## [What to work on]
Retype the following item line for line, without changing anything.

■ ■ ■

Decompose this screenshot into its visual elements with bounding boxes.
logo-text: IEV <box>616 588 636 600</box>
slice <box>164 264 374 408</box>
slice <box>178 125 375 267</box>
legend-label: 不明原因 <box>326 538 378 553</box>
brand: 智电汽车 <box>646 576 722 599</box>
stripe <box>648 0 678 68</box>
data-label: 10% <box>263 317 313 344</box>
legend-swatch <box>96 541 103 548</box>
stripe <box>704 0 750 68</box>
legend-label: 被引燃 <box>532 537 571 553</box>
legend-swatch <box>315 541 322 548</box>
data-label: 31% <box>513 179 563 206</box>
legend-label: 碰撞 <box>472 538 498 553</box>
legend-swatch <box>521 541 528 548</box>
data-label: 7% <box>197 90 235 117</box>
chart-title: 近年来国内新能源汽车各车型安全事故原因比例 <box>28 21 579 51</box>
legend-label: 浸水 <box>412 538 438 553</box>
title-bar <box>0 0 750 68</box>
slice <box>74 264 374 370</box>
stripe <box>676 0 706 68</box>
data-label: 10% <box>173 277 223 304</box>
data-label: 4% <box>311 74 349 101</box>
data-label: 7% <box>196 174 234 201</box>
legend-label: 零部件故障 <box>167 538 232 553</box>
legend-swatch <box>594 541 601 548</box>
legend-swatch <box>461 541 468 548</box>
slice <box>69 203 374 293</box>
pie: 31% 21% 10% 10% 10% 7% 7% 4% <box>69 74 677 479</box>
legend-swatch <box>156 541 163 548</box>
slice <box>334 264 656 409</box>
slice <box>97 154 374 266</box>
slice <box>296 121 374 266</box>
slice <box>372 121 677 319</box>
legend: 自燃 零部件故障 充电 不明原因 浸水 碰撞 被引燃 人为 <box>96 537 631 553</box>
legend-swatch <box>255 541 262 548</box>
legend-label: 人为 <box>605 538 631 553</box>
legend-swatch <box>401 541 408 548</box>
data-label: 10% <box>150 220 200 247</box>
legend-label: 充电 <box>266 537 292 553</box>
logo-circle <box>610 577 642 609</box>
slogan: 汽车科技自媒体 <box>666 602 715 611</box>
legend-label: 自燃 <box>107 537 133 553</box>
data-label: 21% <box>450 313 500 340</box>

■ ■ ■

## [Expected answer]
Decompose this screenshot into its visual elements with bounding boxes.
logo-text: IEV <box>616 588 636 600</box>
slice <box>164 264 374 408</box>
slice <box>178 125 375 267</box>
legend-label: 不明原因 <box>326 538 378 553</box>
brand: 智电汽车 <box>646 576 722 599</box>
stripe <box>648 0 678 68</box>
data-label: 10% <box>263 317 313 344</box>
legend-swatch <box>96 541 103 548</box>
stripe <box>704 0 750 68</box>
legend-label: 被引燃 <box>532 537 571 553</box>
legend-swatch <box>315 541 322 548</box>
data-label: 31% <box>513 179 563 206</box>
legend-label: 碰撞 <box>472 538 498 553</box>
legend-swatch <box>521 541 528 548</box>
data-label: 7% <box>197 90 235 117</box>
chart-title: 近年来国内新能源汽车各车型安全事故原因比例 <box>28 21 579 51</box>
legend-label: 浸水 <box>412 538 438 553</box>
title-bar <box>0 0 750 68</box>
slice <box>74 264 374 370</box>
stripe <box>676 0 706 68</box>
data-label: 10% <box>173 277 223 304</box>
data-label: 4% <box>311 74 349 101</box>
data-label: 7% <box>196 174 234 201</box>
legend-label: 零部件故障 <box>167 538 232 553</box>
legend-swatch <box>594 541 601 548</box>
legend-swatch <box>461 541 468 548</box>
slice <box>69 203 374 293</box>
pie: 31% 21% 10% 10% 10% 7% 7% 4% <box>69 74 677 479</box>
legend-swatch <box>156 541 163 548</box>
slice <box>334 264 656 409</box>
slice <box>97 154 374 266</box>
slice <box>296 121 374 266</box>
slice <box>372 121 677 319</box>
legend: 自燃 零部件故障 充电 不明原因 浸水 碰撞 被引燃 人为 <box>96 537 631 553</box>
legend-swatch <box>255 541 262 548</box>
legend-label: 人为 <box>605 538 631 553</box>
legend-swatch <box>401 541 408 548</box>
data-label: 10% <box>150 220 200 247</box>
legend-label: 充电 <box>266 537 292 553</box>
logo-circle <box>610 577 642 609</box>
slogan: 汽车科技自媒体 <box>666 602 715 611</box>
legend-label: 自燃 <box>107 537 133 553</box>
data-label: 21% <box>450 313 500 340</box>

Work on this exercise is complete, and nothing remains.